* begin *
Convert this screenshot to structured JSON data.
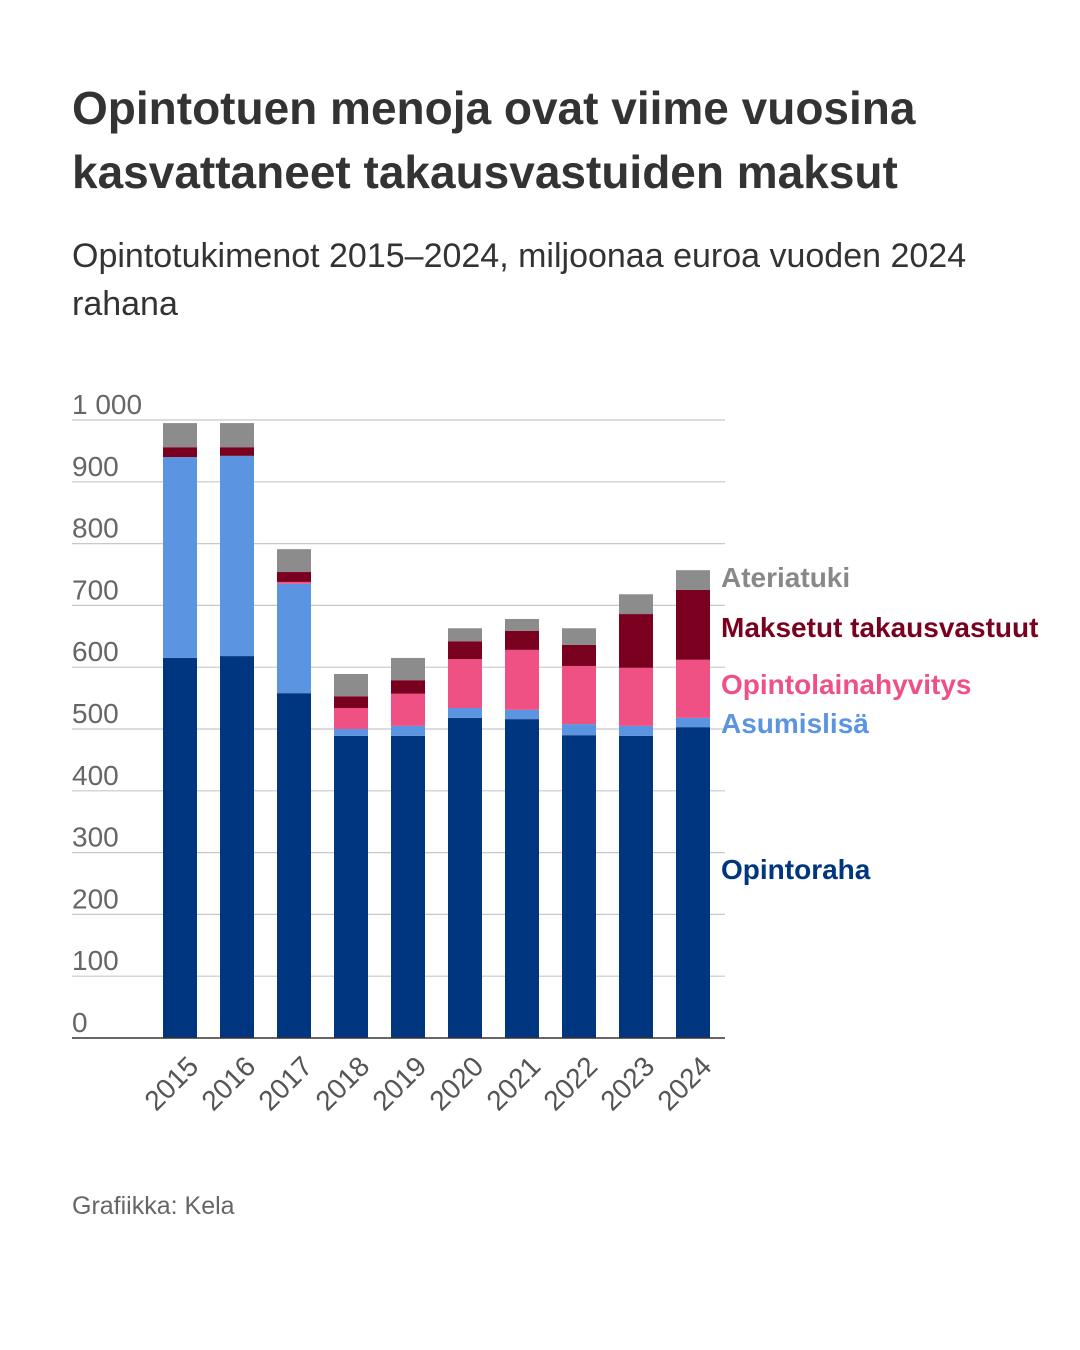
{
  "title": "Opintotuen menoja ovat viime vuosina kasvattaneet takausvastuiden maksut",
  "subtitle": "Opintotukimenot 2015–2024, miljoonaa euroa vuoden 2024 rahana",
  "credit": "Grafiikka: Kela",
  "chart_data": {
    "type": "bar",
    "stacked": true,
    "categories": [
      "2015",
      "2016",
      "2017",
      "2018",
      "2019",
      "2020",
      "2021",
      "2022",
      "2023",
      "2024"
    ],
    "series": [
      {
        "name": "Opintoraha",
        "color": "#00367F",
        "values": [
          615,
          618,
          558,
          489,
          489,
          518,
          516,
          490,
          489,
          503
        ]
      },
      {
        "name": "Asumislisä",
        "color": "#5B95E2",
        "values": [
          325,
          324,
          177,
          11,
          16,
          16,
          15,
          18,
          16,
          15
        ]
      },
      {
        "name": "Opintolainahyvitys",
        "color": "#F05185",
        "values": [
          0,
          0,
          3,
          34,
          52,
          79,
          97,
          94,
          94,
          94
        ]
      },
      {
        "name": "Maksetut takausvastuut",
        "color": "#7A0020",
        "values": [
          16,
          14,
          16,
          19,
          22,
          29,
          31,
          34,
          87,
          113
        ]
      },
      {
        "name": "Ateriatuki",
        "color": "#8C8C8C",
        "values": [
          39,
          39,
          37,
          36,
          36,
          21,
          19,
          27,
          32,
          32
        ]
      }
    ],
    "yticks": [
      0,
      100,
      200,
      300,
      400,
      500,
      600,
      700,
      800,
      900,
      1000
    ],
    "ytick_labels": [
      "0",
      "100",
      "200",
      "300",
      "400",
      "500",
      "600",
      "700",
      "800",
      "900",
      "1 000"
    ],
    "ylim": [
      0,
      1000
    ],
    "grid": true,
    "legend": "right, inline labels"
  }
}
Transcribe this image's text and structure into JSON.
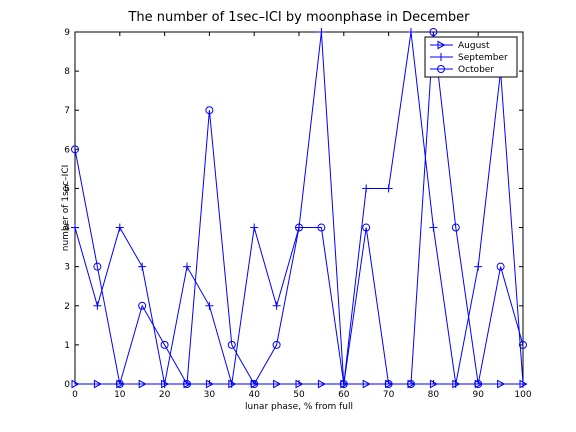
{
  "chart_data": {
    "type": "line",
    "title": "The number of 1sec–ICI by moonphase in December",
    "xlabel": "lunar phase, % from full",
    "ylabel": "number of 1sec–ICI",
    "xlim": [
      0,
      100
    ],
    "ylim": [
      0,
      9
    ],
    "xticks": [
      0,
      10,
      20,
      30,
      40,
      50,
      60,
      70,
      80,
      90,
      100
    ],
    "yticks": [
      0,
      1,
      2,
      3,
      4,
      5,
      6,
      7,
      8,
      9
    ],
    "grid": false,
    "legend_position": "top-right",
    "x": [
      0,
      5,
      10,
      15,
      20,
      25,
      30,
      35,
      40,
      45,
      50,
      55,
      60,
      65,
      70,
      75,
      80,
      85,
      90,
      95,
      100
    ],
    "series": [
      {
        "name": "August",
        "marker": "triangle-right",
        "color": "#0000ff",
        "values": [
          0,
          0,
          0,
          0,
          0,
          0,
          0,
          0,
          0,
          0,
          0,
          0,
          0,
          0,
          0,
          0,
          0,
          0,
          0,
          0,
          0
        ]
      },
      {
        "name": "September",
        "marker": "plus",
        "color": "#0000ff",
        "values": [
          4,
          2,
          4,
          3,
          0,
          3,
          2,
          0,
          4,
          2,
          4,
          9,
          0,
          5,
          5,
          9,
          4,
          0,
          3,
          8,
          0
        ]
      },
      {
        "name": "October",
        "marker": "circle",
        "color": "#0000ff",
        "values": [
          6,
          3,
          0,
          2,
          1,
          0,
          7,
          1,
          0,
          1,
          4,
          4,
          0,
          4,
          0,
          0,
          9,
          4,
          0,
          3,
          1
        ]
      }
    ]
  }
}
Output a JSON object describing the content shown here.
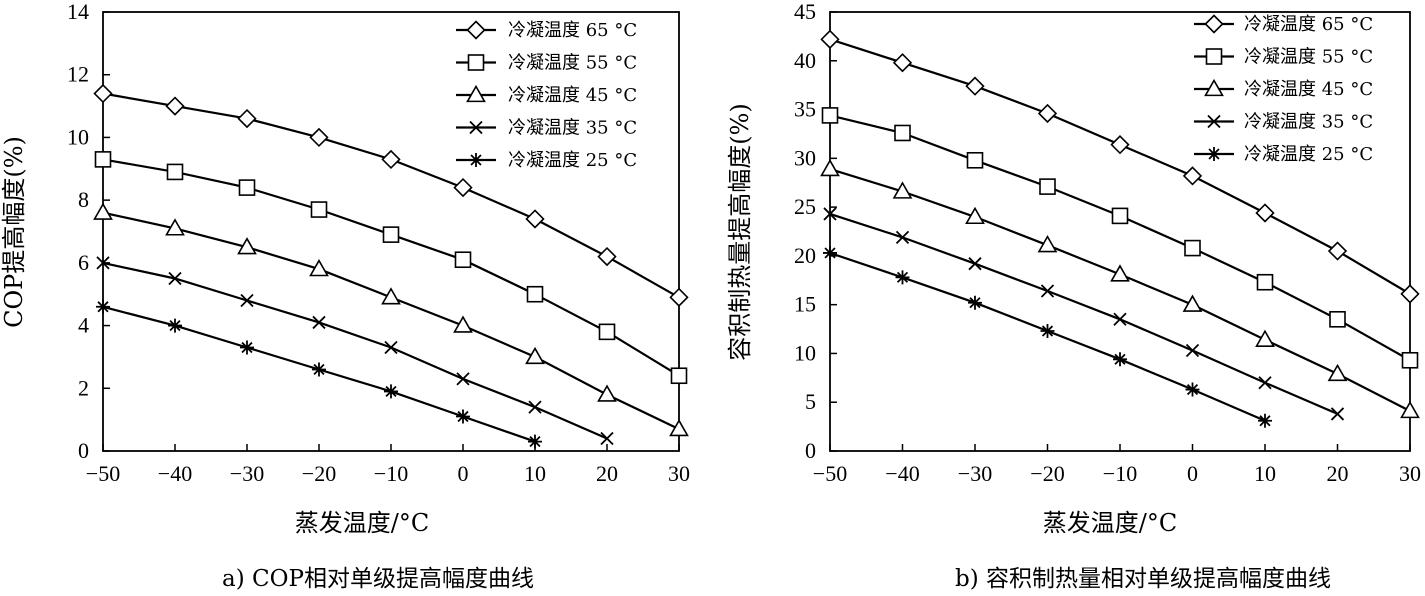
{
  "chart_data": [
    {
      "type": "line",
      "caption": "a) COP相对单级提高幅度曲线",
      "xlabel": "蒸发温度/°C",
      "ylabel": "COP提高幅度(%)",
      "xlim": [
        -50,
        30
      ],
      "ylim": [
        0,
        14
      ],
      "xticks": [
        "−50",
        "−40",
        "−30",
        "−20",
        "−10",
        "0",
        "10",
        "20",
        "30"
      ],
      "yticks": [
        "0",
        "2",
        "4",
        "6",
        "8",
        "10",
        "12",
        "14"
      ],
      "grid": false,
      "legend_position": "top-right",
      "series": [
        {
          "name": "冷凝温度 65 °C",
          "marker": "diamond",
          "x": [
            -50,
            -40,
            -30,
            -20,
            -10,
            0,
            10,
            20,
            30
          ],
          "y": [
            11.4,
            11.0,
            10.6,
            10.0,
            9.3,
            8.4,
            7.4,
            6.2,
            4.9
          ]
        },
        {
          "name": "冷凝温度 55 °C",
          "marker": "square",
          "x": [
            -50,
            -40,
            -30,
            -20,
            -10,
            0,
            10,
            20,
            30
          ],
          "y": [
            9.3,
            8.9,
            8.4,
            7.7,
            6.9,
            6.1,
            5.0,
            3.8,
            2.4
          ]
        },
        {
          "name": "冷凝温度 45 °C",
          "marker": "triangle",
          "x": [
            -50,
            -40,
            -30,
            -20,
            -10,
            0,
            10,
            20,
            30
          ],
          "y": [
            7.6,
            7.1,
            6.5,
            5.8,
            4.9,
            4.0,
            3.0,
            1.8,
            0.7
          ]
        },
        {
          "name": "冷凝温度 35 °C",
          "marker": "x",
          "x": [
            -50,
            -40,
            -30,
            -20,
            -10,
            0,
            10,
            20
          ],
          "y": [
            6.0,
            5.5,
            4.8,
            4.1,
            3.3,
            2.3,
            1.4,
            0.4
          ]
        },
        {
          "name": "冷凝温度 25 °C",
          "marker": "asterisk",
          "x": [
            -50,
            -40,
            -30,
            -20,
            -10,
            0,
            10
          ],
          "y": [
            4.6,
            4.0,
            3.3,
            2.6,
            1.9,
            1.1,
            0.3
          ]
        }
      ]
    },
    {
      "type": "line",
      "caption": "b) 容积制热量相对单级提高幅度曲线",
      "xlabel": "蒸发温度/°C",
      "ylabel": "容积制热量提高幅度(%)",
      "xlim": [
        -50,
        30
      ],
      "ylim": [
        0,
        45
      ],
      "xticks": [
        "−50",
        "−40",
        "−30",
        "−20",
        "−10",
        "0",
        "10",
        "20",
        "30"
      ],
      "yticks": [
        "0",
        "5",
        "10",
        "15",
        "20",
        "25",
        "30",
        "35",
        "40",
        "45"
      ],
      "grid": false,
      "legend_position": "top-right",
      "series": [
        {
          "name": "冷凝温度 65 °C",
          "marker": "diamond",
          "x": [
            -50,
            -40,
            -30,
            -20,
            -10,
            0,
            10,
            20,
            30
          ],
          "y": [
            42.2,
            39.8,
            37.4,
            34.6,
            31.4,
            28.2,
            24.4,
            20.5,
            16.1
          ]
        },
        {
          "name": "冷凝温度 55 °C",
          "marker": "square",
          "x": [
            -50,
            -40,
            -30,
            -20,
            -10,
            0,
            10,
            20,
            30
          ],
          "y": [
            34.4,
            32.6,
            29.8,
            27.1,
            24.1,
            20.8,
            17.3,
            13.5,
            9.3
          ]
        },
        {
          "name": "冷凝温度 45 °C",
          "marker": "triangle",
          "x": [
            -50,
            -40,
            -30,
            -20,
            -10,
            0,
            10,
            20,
            30
          ],
          "y": [
            28.9,
            26.6,
            24.0,
            21.1,
            18.1,
            15.0,
            11.4,
            7.9,
            4.1
          ]
        },
        {
          "name": "冷凝温度 35 °C",
          "marker": "x",
          "x": [
            -50,
            -40,
            -30,
            -20,
            -10,
            0,
            10,
            20
          ],
          "y": [
            24.3,
            21.9,
            19.2,
            16.4,
            13.5,
            10.3,
            7.0,
            3.8
          ]
        },
        {
          "name": "冷凝温度 25 °C",
          "marker": "asterisk",
          "x": [
            -50,
            -40,
            -30,
            -20,
            -10,
            0,
            10
          ],
          "y": [
            20.3,
            17.8,
            15.2,
            12.3,
            9.4,
            6.3,
            3.1
          ]
        }
      ]
    }
  ]
}
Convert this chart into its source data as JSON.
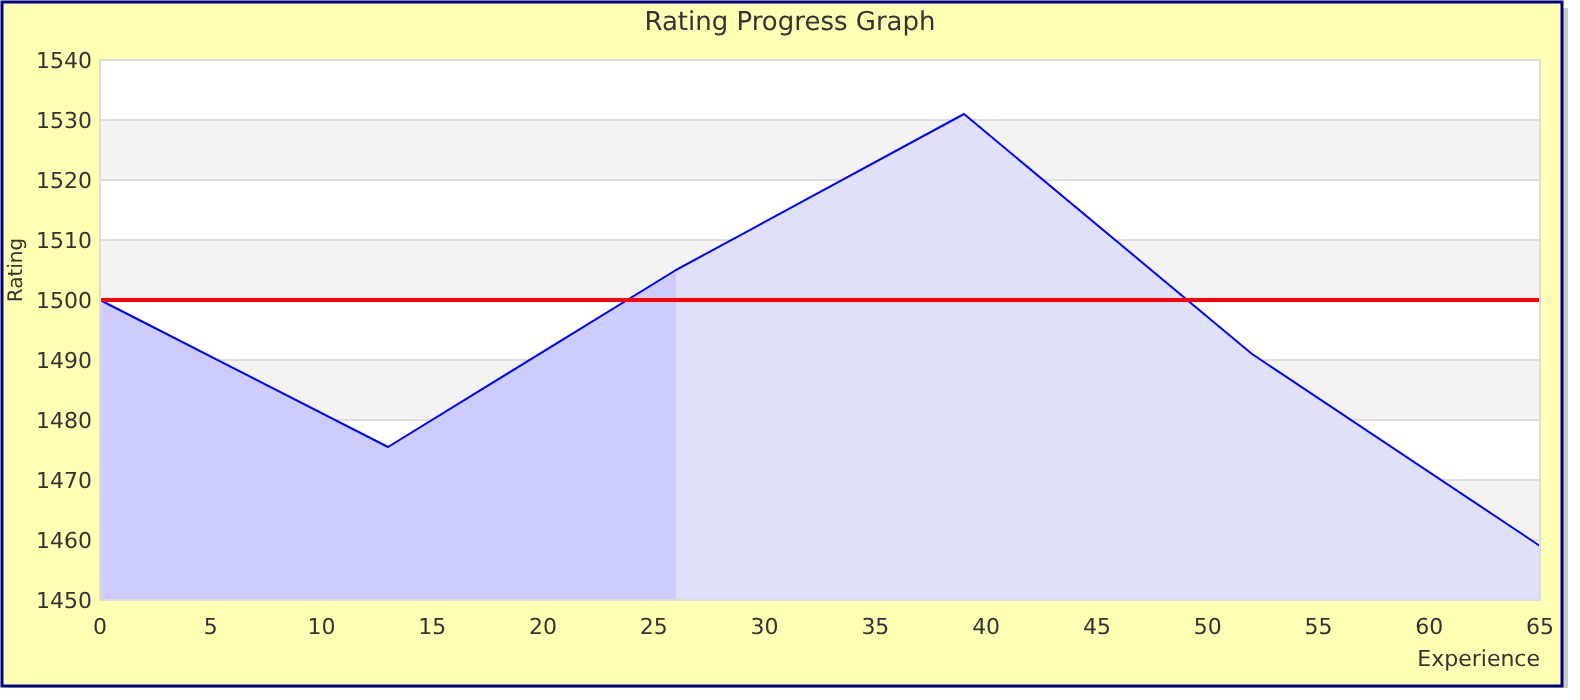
{
  "chart_data": {
    "type": "area",
    "title": "Rating Progress Graph",
    "xlabel": "Experience",
    "ylabel": "Rating",
    "xlim": [
      0,
      65
    ],
    "xticks": [
      0,
      5,
      10,
      15,
      20,
      25,
      30,
      35,
      40,
      45,
      50,
      55,
      60,
      65
    ],
    "ylim": [
      1450,
      1540
    ],
    "yticks": [
      1450,
      1460,
      1470,
      1480,
      1490,
      1500,
      1510,
      1520,
      1530,
      1540
    ],
    "grid": "y",
    "series": [
      {
        "color": "#ccccff",
        "x": [
          0,
          13,
          26
        ],
        "values": [
          1500,
          1475.5,
          1505
        ]
      },
      {
        "color": "#e0e0fa",
        "x": [
          26,
          39,
          52,
          65
        ],
        "values": [
          1505,
          1531,
          1491,
          1459
        ]
      },
      {
        "type": "line",
        "color": "#0000ff",
        "x": [
          0,
          13,
          26,
          39,
          52,
          65
        ],
        "values": [
          1500,
          1475.5,
          1505,
          1531,
          1491,
          1459
        ]
      }
    ],
    "ref_lines": [
      {
        "axis": "y",
        "value": 1500,
        "color": "#ff0000"
      }
    ]
  }
}
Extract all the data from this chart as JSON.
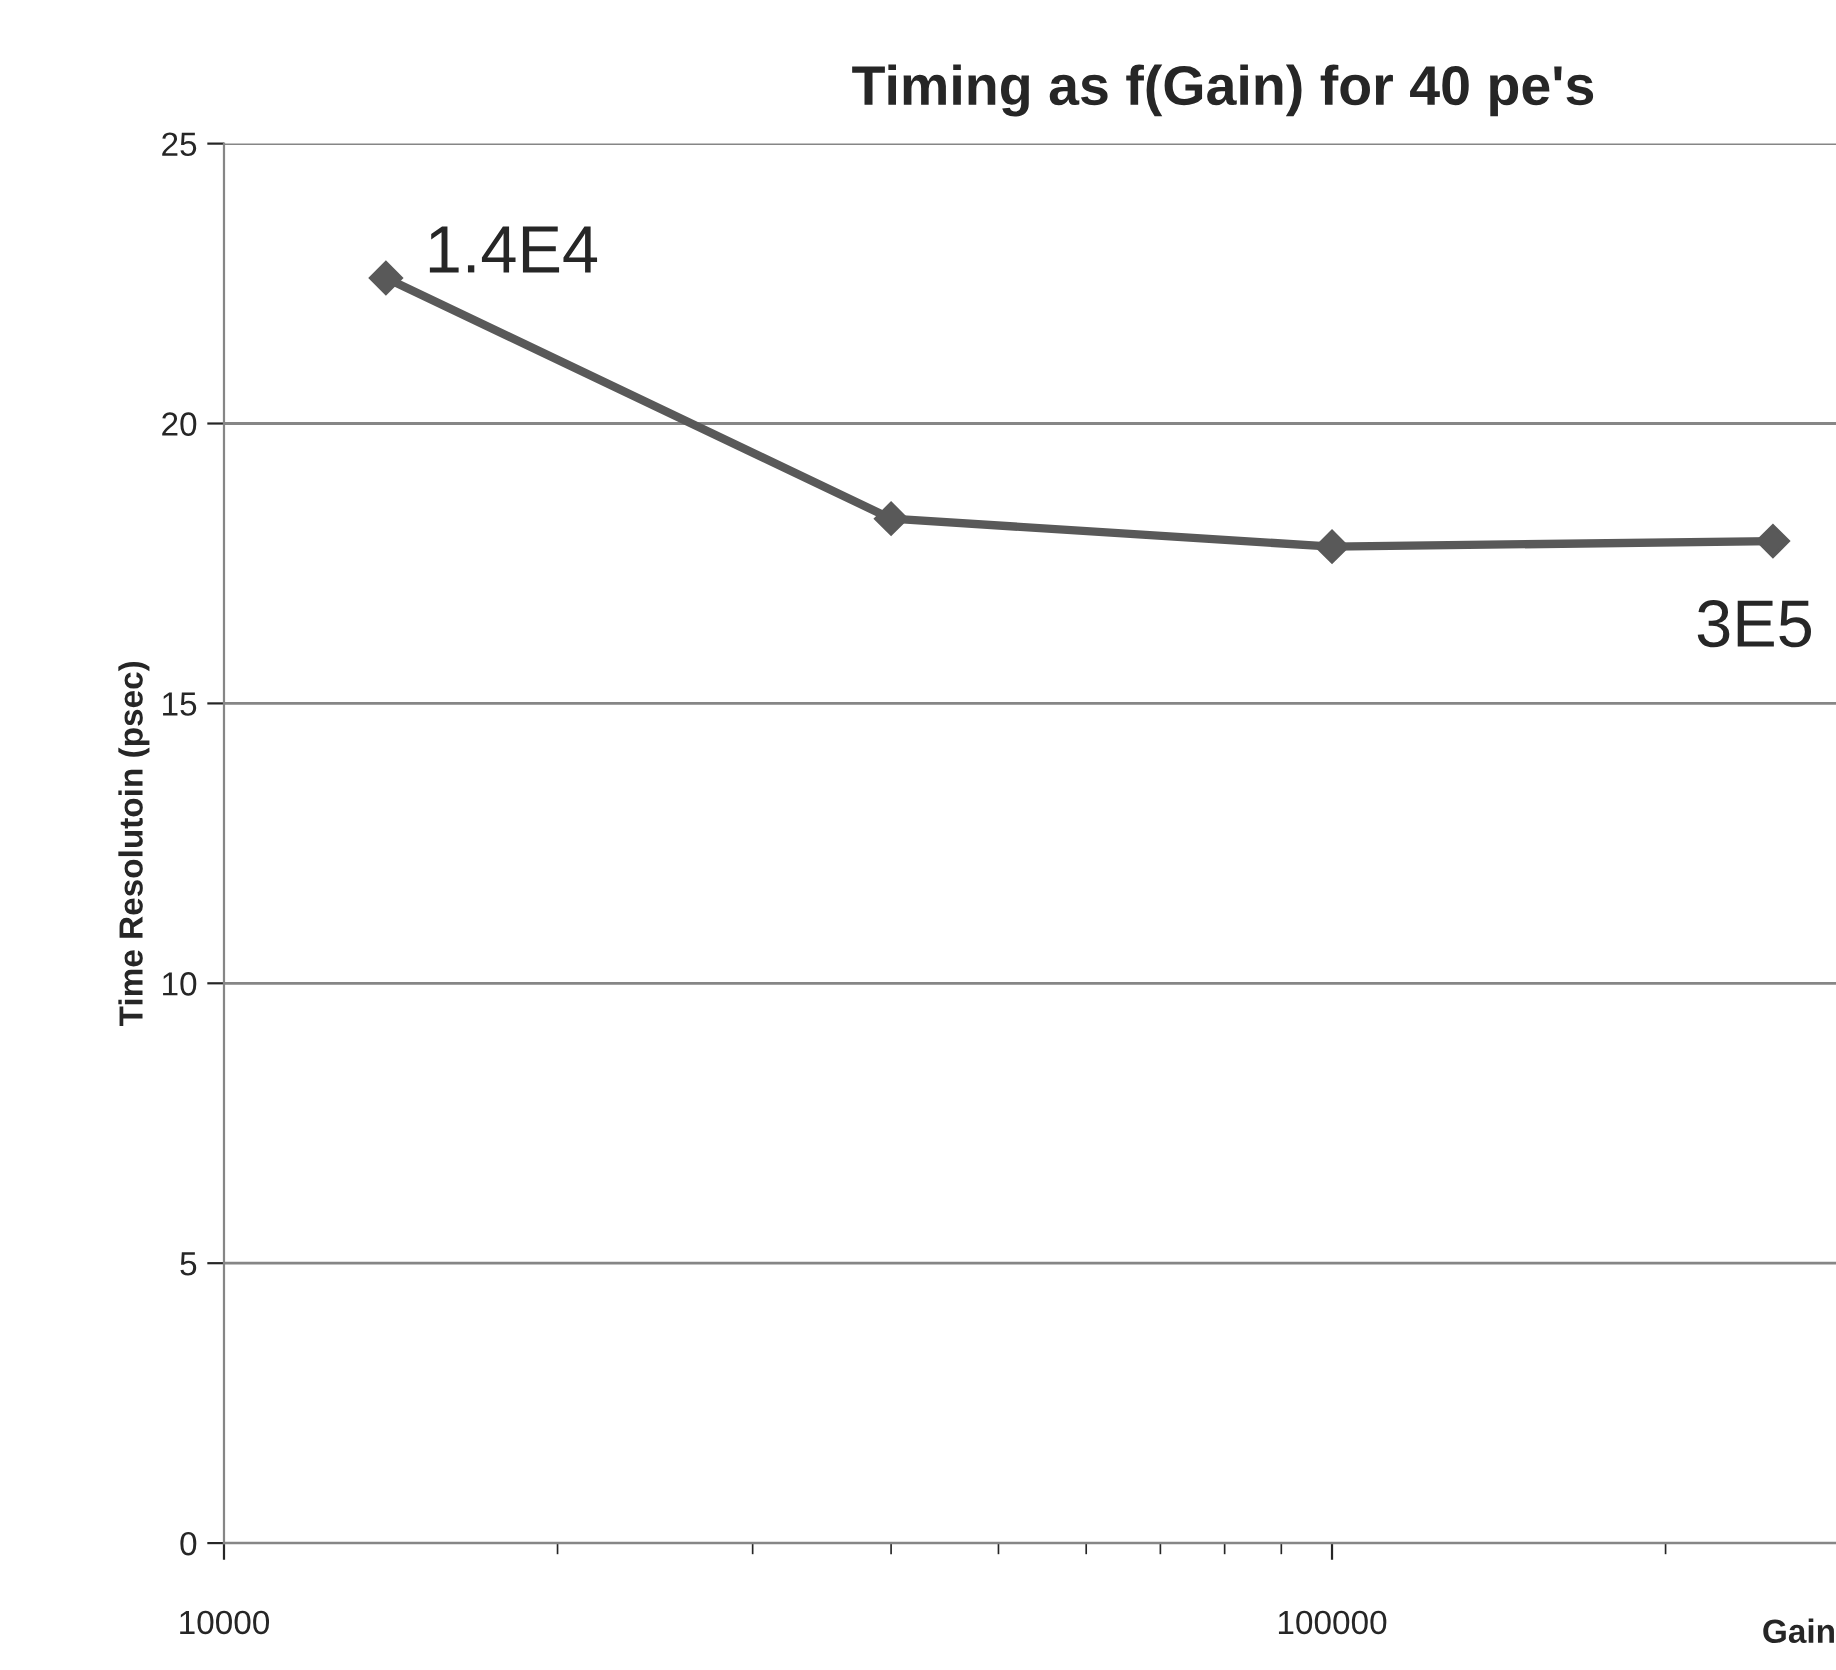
* end *
▶ _AIM OF THE EXERCISE_
Copy out every line of the listing that contains the string "from".

▶ _ANSWER TO THIS PROBLEM_
    "xlabel": "lunar phase, % from full",
Extract all the data from this chart as JSON.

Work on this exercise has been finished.